:: SET EXERCISE ::
Produce a word-for-word copy of the listing below without its pictures.

:: ITEMS ::
########
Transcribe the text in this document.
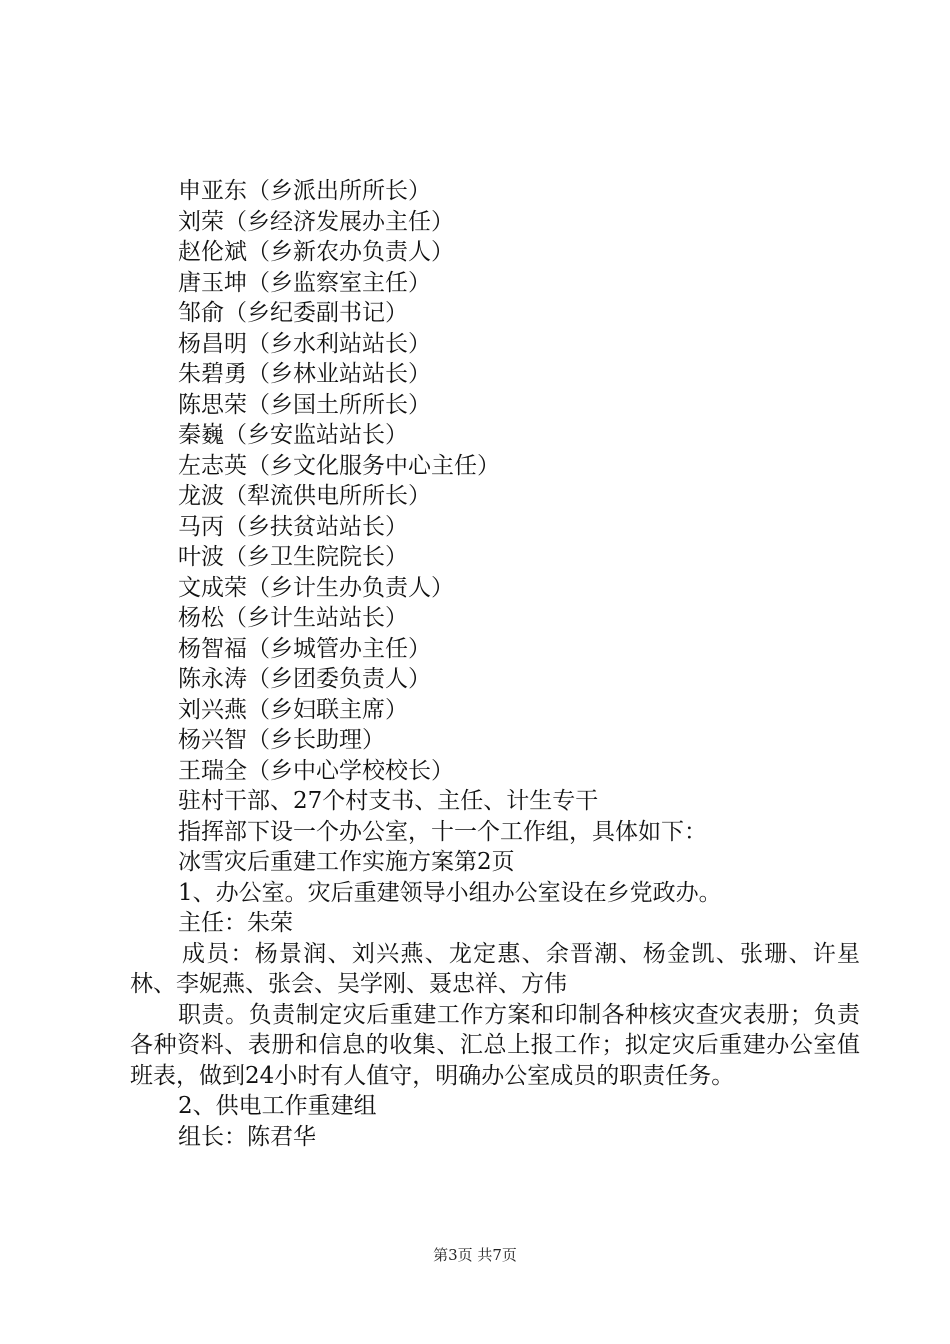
申亚东（乡派出所所长）
刘荣（乡经济发展办主任）
赵伦斌（乡新农办负责人）
唐玉坤（乡监察室主任）
邹俞（乡纪委副书记）
杨昌明（乡水利站站长）
朱碧勇（乡林业站站长）
陈思荣（乡国土所所长）
秦巍（乡安监站站长）
左志英（乡文化服务中心主任）
龙波（犁流供电所所长）
马丙（乡扶贫站站长）
叶波（乡卫生院院长）
文成荣（乡计生办负责人）
杨松（乡计生站站长）
杨智福（乡城管办主任）
陈永涛（乡团委负责人）
刘兴燕（乡妇联主席）
杨兴智（乡长助理）
王瑞全（乡中心学校校长）
驻村干部、27个村支书、主任、计生专干
指挥部下设一个办公室，十一个工作组，具体如下：
冰雪灾后重建工作实施方案第2页
1、办公室。灾后重建领导小组办公室设在乡党政办。
主任：朱荣

成员：杨景润、刘兴燕、龙定惠、余晋潮、杨金凯、张珊、许星林、李妮燕、张会、吴学刚、聂忠祥、方伟

职责。负责制定灾后重建工作方案和印制各种核灾查灾表册；负责各种资料、表册和信息的收集、汇总上报工作；拟定灾后重建办公室值班表，做到24小时有人值守，明确办公室成员的职责任务。

2、供电工作重建组
组长：陈君华
第3页 共7页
########
:: CORRECT RESULT ::
Transcribe the text in this document.
申亚东（乡派出所所长）
刘荣（乡经济发展办主任）
赵伦斌（乡新农办负责人）
唐玉坤（乡监察室主任）
邹俞（乡纪委副书记）
杨昌明（乡水利站站长）
朱碧勇（乡林业站站长）
陈思荣（乡国土所所长）
秦巍（乡安监站站长）
左志英（乡文化服务中心主任）
龙波（犁流供电所所长）
马丙（乡扶贫站站长）
叶波（乡卫生院院长）
文成荣（乡计生办负责人）
杨松（乡计生站站长）
杨智福（乡城管办主任）
陈永涛（乡团委负责人）
刘兴燕（乡妇联主席）
杨兴智（乡长助理）
王瑞全（乡中心学校校长）
驻村干部、27个村支书、主任、计生专干
指挥部下设一个办公室，十一个工作组，具体如下：
冰雪灾后重建工作实施方案第2页
1、办公室。灾后重建领导小组办公室设在乡党政办。
主任：朱荣

成员：杨景润、刘兴燕、龙定惠、余晋潮、杨金凯、张珊、许星林、李妮燕、张会、吴学刚、聂忠祥、方伟

职责。负责制定灾后重建工作方案和印制各种核灾查灾表册；负责各种资料、表册和信息的收集、汇总上报工作；拟定灾后重建办公室值班表，做到24小时有人值守，明确办公室成员的职责任务。

2、供电工作重建组
组长：陈君华
第3页 共7页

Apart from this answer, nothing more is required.